DO THIS:
Can you write out all the lines word for word, with no pictures?

DATASET:
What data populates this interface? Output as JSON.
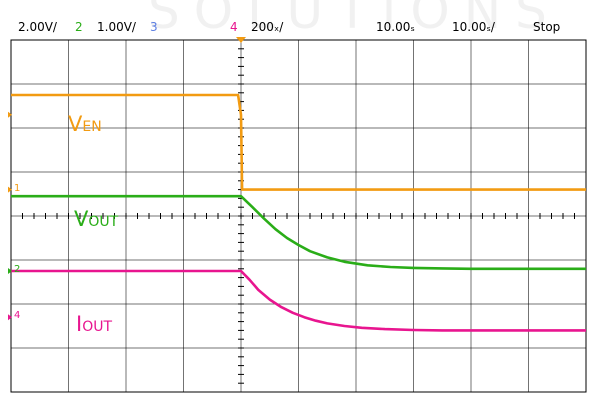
{
  "header": {
    "ch1_scale": "2.00V/",
    "ch2_num": "2",
    "ch2_scale": "1.00V/",
    "ch3_num": "3",
    "ch4_num": "4",
    "ch4_scale": "200ₓ/",
    "timebase": "10.00ₛ",
    "timebase_div": "10.00ₛ/",
    "run_state": "Stop"
  },
  "watermark": "SOLUTIONS",
  "colors": {
    "ch1": "#f29b12",
    "ch2": "#2aad18",
    "ch3": "#5b7de2",
    "ch4": "#e8158f",
    "grid": "#000000",
    "trigger": "#f29b12"
  },
  "markers": {
    "ch1": "1",
    "ch2": "2",
    "ch4": "4"
  },
  "chart_data": {
    "type": "line",
    "title": "",
    "xlabel": "",
    "ylabel": "",
    "grid": true,
    "divisions": {
      "x": 10,
      "y": 8
    },
    "xlim": [
      -4,
      6
    ],
    "ylim": [
      -4,
      4
    ],
    "x_unit": "div",
    "y_unit": "div",
    "trigger_x": 0,
    "series": [
      {
        "channel": "1",
        "label_main": "V",
        "label_sub": "EN",
        "color": "#f29b12",
        "ground_div": 0.6,
        "x": [
          -4,
          -0.05,
          0.0,
          0.02,
          6
        ],
        "y": [
          2.75,
          2.75,
          2.3,
          0.6,
          0.6
        ]
      },
      {
        "channel": "2",
        "label_main": "V",
        "label_sub": "OUT",
        "color": "#2aad18",
        "ground_div": -1.25,
        "x": [
          -4,
          -0.05,
          0.0,
          0.2,
          0.4,
          0.6,
          0.8,
          1.0,
          1.2,
          1.5,
          1.8,
          2.2,
          2.6,
          3.0,
          3.5,
          4.0,
          6
        ],
        "y": [
          0.45,
          0.45,
          0.45,
          0.2,
          -0.06,
          -0.3,
          -0.5,
          -0.66,
          -0.8,
          -0.94,
          -1.04,
          -1.12,
          -1.16,
          -1.18,
          -1.19,
          -1.2,
          -1.2
        ]
      },
      {
        "channel": "4",
        "label_main": "I",
        "label_sub": "OUT",
        "color": "#e8158f",
        "ground_div": -2.3,
        "x": [
          -4,
          -0.05,
          0.0,
          0.15,
          0.3,
          0.5,
          0.7,
          0.9,
          1.1,
          1.3,
          1.5,
          1.8,
          2.1,
          2.5,
          3.0,
          3.5,
          4.0,
          6
        ],
        "y": [
          -1.25,
          -1.25,
          -1.25,
          -1.45,
          -1.68,
          -1.9,
          -2.07,
          -2.2,
          -2.3,
          -2.38,
          -2.44,
          -2.5,
          -2.54,
          -2.57,
          -2.59,
          -2.6,
          -2.6,
          -2.6
        ]
      }
    ]
  }
}
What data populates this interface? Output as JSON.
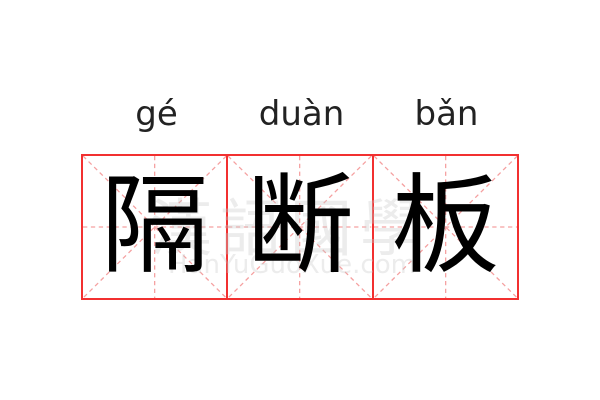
{
  "word": [
    {
      "pinyin": "gé",
      "char": "隔"
    },
    {
      "pinyin": "duàn",
      "char": "断"
    },
    {
      "pinyin": "bǎn",
      "char": "板"
    }
  ],
  "watermark": {
    "chinese": "漢語國學",
    "latin": "HanYuGuoXue.com"
  },
  "colors": {
    "grid_border": "#f23030",
    "grid_guides": "#f5a0a0",
    "text": "#000000"
  }
}
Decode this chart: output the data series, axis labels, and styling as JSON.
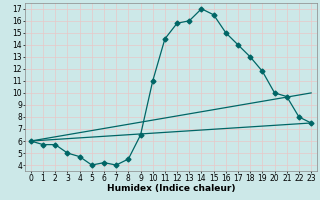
{
  "xlabel": "Humidex (Indice chaleur)",
  "bg_color": "#cce8e8",
  "grid_color": "#d8eded",
  "line_color": "#006666",
  "xlim": [
    -0.5,
    23.5
  ],
  "ylim": [
    3.5,
    17.5
  ],
  "xticks": [
    0,
    1,
    2,
    3,
    4,
    5,
    6,
    7,
    8,
    9,
    10,
    11,
    12,
    13,
    14,
    15,
    16,
    17,
    18,
    19,
    20,
    21,
    22,
    23
  ],
  "yticks": [
    4,
    5,
    6,
    7,
    8,
    9,
    10,
    11,
    12,
    13,
    14,
    15,
    16,
    17
  ],
  "line1_x": [
    0,
    1,
    2,
    3,
    4,
    5,
    6,
    7,
    8,
    9,
    10,
    11,
    12,
    13,
    14,
    15,
    16,
    17,
    18,
    19,
    20,
    21,
    22,
    23
  ],
  "line1_y": [
    6.0,
    5.7,
    5.7,
    5.0,
    4.7,
    4.0,
    4.2,
    4.0,
    4.5,
    6.5,
    11.0,
    14.5,
    15.8,
    16.0,
    17.0,
    16.5,
    15.0,
    14.0,
    13.0,
    11.8,
    10.0,
    9.7,
    8.0,
    7.5
  ],
  "line2_x": [
    0,
    23
  ],
  "line2_y": [
    6.0,
    7.5
  ],
  "line3_x": [
    0,
    23
  ],
  "line3_y": [
    6.0,
    10.0
  ],
  "markersize": 2.5,
  "linewidth": 0.9,
  "xlabel_fontsize": 6.5,
  "tick_fontsize": 5.5
}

SOLUTION TO THE PROBLEM:
What data populates this interface? Output as JSON.
{
  "header": {
    "ch1_scale": "2.00V/",
    "ch2_num": "2",
    "ch2_scale": "1.00V/",
    "ch3_num": "3",
    "ch4_num": "4",
    "ch4_scale": "200ₓ/",
    "timebase": "10.00ₛ",
    "timebase_div": "10.00ₛ/",
    "run_state": "Stop"
  },
  "watermark": "SOLUTIONS",
  "colors": {
    "ch1": "#f29b12",
    "ch2": "#2aad18",
    "ch3": "#5b7de2",
    "ch4": "#e8158f",
    "grid": "#000000",
    "trigger": "#f29b12"
  },
  "markers": {
    "ch1": "1",
    "ch2": "2",
    "ch4": "4"
  },
  "chart_data": {
    "type": "line",
    "title": "",
    "xlabel": "",
    "ylabel": "",
    "grid": true,
    "divisions": {
      "x": 10,
      "y": 8
    },
    "xlim": [
      -4,
      6
    ],
    "ylim": [
      -4,
      4
    ],
    "x_unit": "div",
    "y_unit": "div",
    "trigger_x": 0,
    "series": [
      {
        "channel": "1",
        "label_main": "V",
        "label_sub": "EN",
        "color": "#f29b12",
        "ground_div": 0.6,
        "x": [
          -4,
          -0.05,
          0.0,
          0.02,
          6
        ],
        "y": [
          2.75,
          2.75,
          2.3,
          0.6,
          0.6
        ]
      },
      {
        "channel": "2",
        "label_main": "V",
        "label_sub": "OUT",
        "color": "#2aad18",
        "ground_div": -1.25,
        "x": [
          -4,
          -0.05,
          0.0,
          0.2,
          0.4,
          0.6,
          0.8,
          1.0,
          1.2,
          1.5,
          1.8,
          2.2,
          2.6,
          3.0,
          3.5,
          4.0,
          6
        ],
        "y": [
          0.45,
          0.45,
          0.45,
          0.2,
          -0.06,
          -0.3,
          -0.5,
          -0.66,
          -0.8,
          -0.94,
          -1.04,
          -1.12,
          -1.16,
          -1.18,
          -1.19,
          -1.2,
          -1.2
        ]
      },
      {
        "channel": "4",
        "label_main": "I",
        "label_sub": "OUT",
        "color": "#e8158f",
        "ground_div": -2.3,
        "x": [
          -4,
          -0.05,
          0.0,
          0.15,
          0.3,
          0.5,
          0.7,
          0.9,
          1.1,
          1.3,
          1.5,
          1.8,
          2.1,
          2.5,
          3.0,
          3.5,
          4.0,
          6
        ],
        "y": [
          -1.25,
          -1.25,
          -1.25,
          -1.45,
          -1.68,
          -1.9,
          -2.07,
          -2.2,
          -2.3,
          -2.38,
          -2.44,
          -2.5,
          -2.54,
          -2.57,
          -2.59,
          -2.6,
          -2.6,
          -2.6
        ]
      }
    ]
  }
}
What data populates this interface? Output as JSON.
{
  "word": [
    {
      "pinyin": "gé",
      "char": "隔"
    },
    {
      "pinyin": "duàn",
      "char": "断"
    },
    {
      "pinyin": "bǎn",
      "char": "板"
    }
  ],
  "watermark": {
    "chinese": "漢語國學",
    "latin": "HanYuGuoXue.com"
  },
  "colors": {
    "grid_border": "#f23030",
    "grid_guides": "#f5a0a0",
    "text": "#000000"
  }
}
Decode this chart: output the data series, axis labels, and styling as JSON.
{
  "xlabel": "Humidex (Indice chaleur)",
  "bg_color": "#cce8e8",
  "grid_color": "#d8eded",
  "line_color": "#006666",
  "xlim": [
    -0.5,
    23.5
  ],
  "ylim": [
    3.5,
    17.5
  ],
  "xticks": [
    0,
    1,
    2,
    3,
    4,
    5,
    6,
    7,
    8,
    9,
    10,
    11,
    12,
    13,
    14,
    15,
    16,
    17,
    18,
    19,
    20,
    21,
    22,
    23
  ],
  "yticks": [
    4,
    5,
    6,
    7,
    8,
    9,
    10,
    11,
    12,
    13,
    14,
    15,
    16,
    17
  ],
  "line1_x": [
    0,
    1,
    2,
    3,
    4,
    5,
    6,
    7,
    8,
    9,
    10,
    11,
    12,
    13,
    14,
    15,
    16,
    17,
    18,
    19,
    20,
    21,
    22,
    23
  ],
  "line1_y": [
    6.0,
    5.7,
    5.7,
    5.0,
    4.7,
    4.0,
    4.2,
    4.0,
    4.5,
    6.5,
    11.0,
    14.5,
    15.8,
    16.0,
    17.0,
    16.5,
    15.0,
    14.0,
    13.0,
    11.8,
    10.0,
    9.7,
    8.0,
    7.5
  ],
  "line2_x": [
    0,
    23
  ],
  "line2_y": [
    6.0,
    7.5
  ],
  "line3_x": [
    0,
    23
  ],
  "line3_y": [
    6.0,
    10.0
  ],
  "markersize": 2.5,
  "linewidth": 0.9,
  "xlabel_fontsize": 6.5,
  "tick_fontsize": 5.5
}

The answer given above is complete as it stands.